[Entries supplied start]
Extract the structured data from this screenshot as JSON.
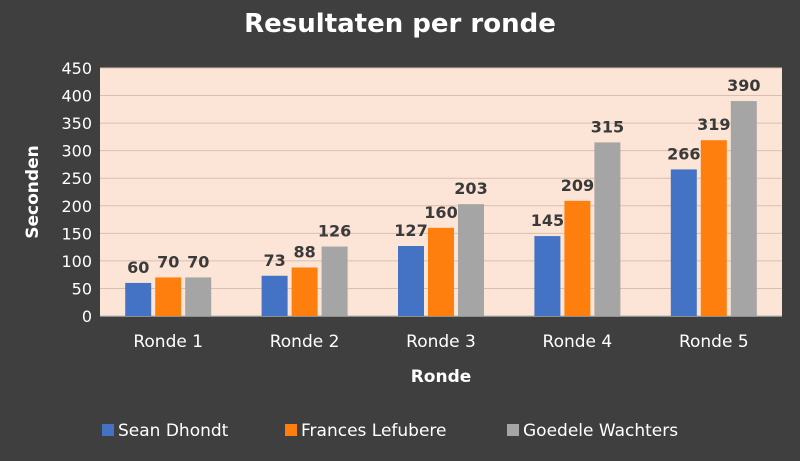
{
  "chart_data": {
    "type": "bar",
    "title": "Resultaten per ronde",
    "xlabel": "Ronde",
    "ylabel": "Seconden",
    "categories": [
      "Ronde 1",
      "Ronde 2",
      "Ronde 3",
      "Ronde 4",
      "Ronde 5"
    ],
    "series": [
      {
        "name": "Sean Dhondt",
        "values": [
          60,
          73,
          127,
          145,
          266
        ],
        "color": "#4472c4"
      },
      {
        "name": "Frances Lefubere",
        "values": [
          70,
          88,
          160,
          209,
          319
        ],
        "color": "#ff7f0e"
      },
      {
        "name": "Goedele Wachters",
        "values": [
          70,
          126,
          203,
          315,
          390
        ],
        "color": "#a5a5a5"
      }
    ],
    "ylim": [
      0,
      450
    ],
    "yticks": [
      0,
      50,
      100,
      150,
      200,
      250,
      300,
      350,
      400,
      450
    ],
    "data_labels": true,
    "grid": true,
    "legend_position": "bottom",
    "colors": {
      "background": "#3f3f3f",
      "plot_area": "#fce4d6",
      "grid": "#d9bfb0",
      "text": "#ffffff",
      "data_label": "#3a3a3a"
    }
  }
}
[Entries supplied end]
Exercise:
Copy out all the data exactly; skip the pictures.

Problem solution:
Extract the structured data from this screenshot as JSON.
{
  "chart_data": {
    "type": "bar",
    "title": "Resultaten per ronde",
    "xlabel": "Ronde",
    "ylabel": "Seconden",
    "categories": [
      "Ronde 1",
      "Ronde 2",
      "Ronde 3",
      "Ronde 4",
      "Ronde 5"
    ],
    "series": [
      {
        "name": "Sean Dhondt",
        "values": [
          60,
          73,
          127,
          145,
          266
        ],
        "color": "#4472c4"
      },
      {
        "name": "Frances Lefubere",
        "values": [
          70,
          88,
          160,
          209,
          319
        ],
        "color": "#ff7f0e"
      },
      {
        "name": "Goedele Wachters",
        "values": [
          70,
          126,
          203,
          315,
          390
        ],
        "color": "#a5a5a5"
      }
    ],
    "ylim": [
      0,
      450
    ],
    "yticks": [
      0,
      50,
      100,
      150,
      200,
      250,
      300,
      350,
      400,
      450
    ],
    "data_labels": true,
    "grid": true,
    "legend_position": "bottom",
    "colors": {
      "background": "#3f3f3f",
      "plot_area": "#fce4d6",
      "grid": "#d9bfb0",
      "text": "#ffffff",
      "data_label": "#3a3a3a"
    }
  }
}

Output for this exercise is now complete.